• _The data_:
--------------------------------------------------
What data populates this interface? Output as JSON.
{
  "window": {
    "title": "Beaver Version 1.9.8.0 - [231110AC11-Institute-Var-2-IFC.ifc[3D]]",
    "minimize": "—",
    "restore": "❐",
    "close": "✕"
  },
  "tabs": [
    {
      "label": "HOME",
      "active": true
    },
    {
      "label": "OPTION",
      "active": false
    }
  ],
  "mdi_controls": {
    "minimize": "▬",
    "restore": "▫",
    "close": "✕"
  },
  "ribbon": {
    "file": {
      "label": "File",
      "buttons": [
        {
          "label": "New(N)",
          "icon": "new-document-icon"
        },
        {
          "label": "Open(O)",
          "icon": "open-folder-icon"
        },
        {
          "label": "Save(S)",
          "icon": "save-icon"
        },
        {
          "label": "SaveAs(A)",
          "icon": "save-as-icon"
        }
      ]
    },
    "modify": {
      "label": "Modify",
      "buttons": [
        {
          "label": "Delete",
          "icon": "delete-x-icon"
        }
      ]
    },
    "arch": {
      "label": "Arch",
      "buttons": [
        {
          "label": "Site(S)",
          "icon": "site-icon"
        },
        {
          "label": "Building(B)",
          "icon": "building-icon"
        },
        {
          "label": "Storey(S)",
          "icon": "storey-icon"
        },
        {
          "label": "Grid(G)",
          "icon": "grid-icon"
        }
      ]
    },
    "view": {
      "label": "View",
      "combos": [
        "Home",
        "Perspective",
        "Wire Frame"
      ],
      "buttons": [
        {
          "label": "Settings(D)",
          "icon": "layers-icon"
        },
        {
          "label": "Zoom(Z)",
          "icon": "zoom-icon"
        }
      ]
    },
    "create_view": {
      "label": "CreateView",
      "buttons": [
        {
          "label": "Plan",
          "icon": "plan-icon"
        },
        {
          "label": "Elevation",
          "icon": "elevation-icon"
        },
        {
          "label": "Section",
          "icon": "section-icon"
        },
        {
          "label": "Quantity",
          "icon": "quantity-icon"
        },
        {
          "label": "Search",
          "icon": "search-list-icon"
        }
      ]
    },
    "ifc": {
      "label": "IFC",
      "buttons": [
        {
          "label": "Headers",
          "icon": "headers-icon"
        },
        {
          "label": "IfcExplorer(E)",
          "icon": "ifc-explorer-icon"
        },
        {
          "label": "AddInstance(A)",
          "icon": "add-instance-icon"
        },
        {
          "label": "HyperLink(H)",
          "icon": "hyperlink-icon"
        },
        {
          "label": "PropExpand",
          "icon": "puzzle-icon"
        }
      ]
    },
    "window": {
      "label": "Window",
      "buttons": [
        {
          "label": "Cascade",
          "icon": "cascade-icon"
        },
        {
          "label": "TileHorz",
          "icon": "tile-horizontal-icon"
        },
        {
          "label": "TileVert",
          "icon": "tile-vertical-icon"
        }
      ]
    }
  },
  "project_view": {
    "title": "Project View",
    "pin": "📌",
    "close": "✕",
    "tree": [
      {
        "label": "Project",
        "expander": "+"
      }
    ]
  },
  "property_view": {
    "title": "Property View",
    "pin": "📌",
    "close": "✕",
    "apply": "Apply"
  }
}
--------------------------------------------------
Show every line from the entries above in which "title" appears.

    "title": "Beaver Version 1.9.8.0 - [231110AC11-Institute-Var-2-IFC.ifc[3D]]",
    "title": "Project View",
    "title": "Property View",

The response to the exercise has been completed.